> _Task description_:
Write out the entries verbatim and leave the images out of the copy.

> _Dataset_:
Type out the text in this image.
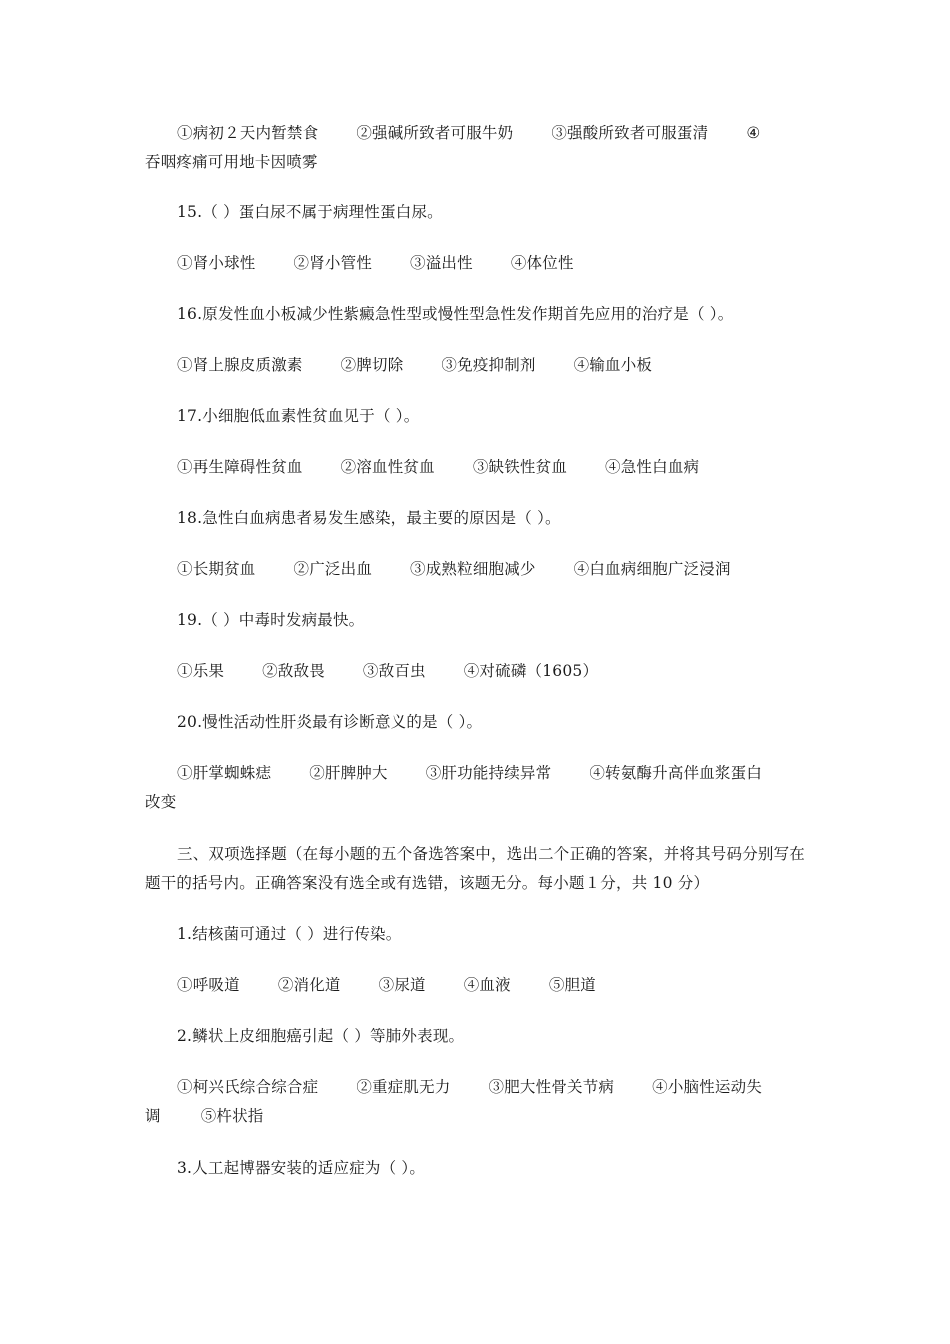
①病初２天内暂禁食 ②强碱所致者可服牛奶 ③强酸所致者可服蛋清 ④
吞咽疼痛可用地卡因喷雾
15.（ ）蛋白尿不属于病理性蛋白尿。
①肾小球性 ②肾小管性 ③溢出性 ④体位性
16.原发性血小板减少性紫癜急性型或慢性型急性发作期首先应用的治疗是（ ）。
①肾上腺皮质激素 ②脾切除 ③免疫抑制剂 ④输血小板
17.小细胞低血素性贫血见于（ ）。
①再生障碍性贫血 ②溶血性贫血 ③缺铁性贫血 ④急性白血病
18.急性白血病患者易发生感染，最主要的原因是（ ）。
①长期贫血 ②广泛出血 ③成熟粒细胞减少 ④白血病细胞广泛浸润
19.（ ）中毒时发病最快。
①乐果 ②敌敌畏 ③敌百虫 ④对硫磷（1605）
20.慢性活动性肝炎最有诊断意义的是（ ）。
①肝掌蜘蛛痣 ②肝脾肿大 ③肝功能持续异常 ④转氨酶升高伴血浆蛋白
改变
三、双项选择题（在每小题的五个备选答案中，选出二个正确的答案，并将其号码分别写在题干的括号内。正确答案没有选全或有选错，该题无分。每小题１分，共 10 分）
1.结核菌可通过（ ）进行传染。
①呼吸道 ②消化道 ③尿道 ④血液 ⑤胆道
2.鳞状上皮细胞癌引起（ ）等肺外表现。
①柯兴氏综合综合症 ②重症肌无力 ③肥大性骨关节病 ④小脑性运动失
调	⑤杵状指
3.人工起博器安装的适应症为（ ）。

> _Response to this task_:
Type out the text in this image.
①病初２天内暂禁食 ②强碱所致者可服牛奶 ③强酸所致者可服蛋清 ④
吞咽疼痛可用地卡因喷雾
15.（ ）蛋白尿不属于病理性蛋白尿。
①肾小球性 ②肾小管性 ③溢出性 ④体位性
16.原发性血小板减少性紫癜急性型或慢性型急性发作期首先应用的治疗是（ ）。
①肾上腺皮质激素 ②脾切除 ③免疫抑制剂 ④输血小板
17.小细胞低血素性贫血见于（ ）。
①再生障碍性贫血 ②溶血性贫血 ③缺铁性贫血 ④急性白血病
18.急性白血病患者易发生感染，最主要的原因是（ ）。
①长期贫血 ②广泛出血 ③成熟粒细胞减少 ④白血病细胞广泛浸润
19.（ ）中毒时发病最快。
①乐果 ②敌敌畏 ③敌百虫 ④对硫磷（1605）
20.慢性活动性肝炎最有诊断意义的是（ ）。
①肝掌蜘蛛痣 ②肝脾肿大 ③肝功能持续异常 ④转氨酶升高伴血浆蛋白
改变
三、双项选择题（在每小题的五个备选答案中，选出二个正确的答案，并将其号码分别写在题干的括号内。正确答案没有选全或有选错，该题无分。每小题１分，共 10 分）
1.结核菌可通过（ ）进行传染。
①呼吸道 ②消化道 ③尿道 ④血液 ⑤胆道
2.鳞状上皮细胞癌引起（ ）等肺外表现。
①柯兴氏综合综合症 ②重症肌无力 ③肥大性骨关节病 ④小脑性运动失
调	⑤杵状指
3.人工起博器安装的适应症为（ ）。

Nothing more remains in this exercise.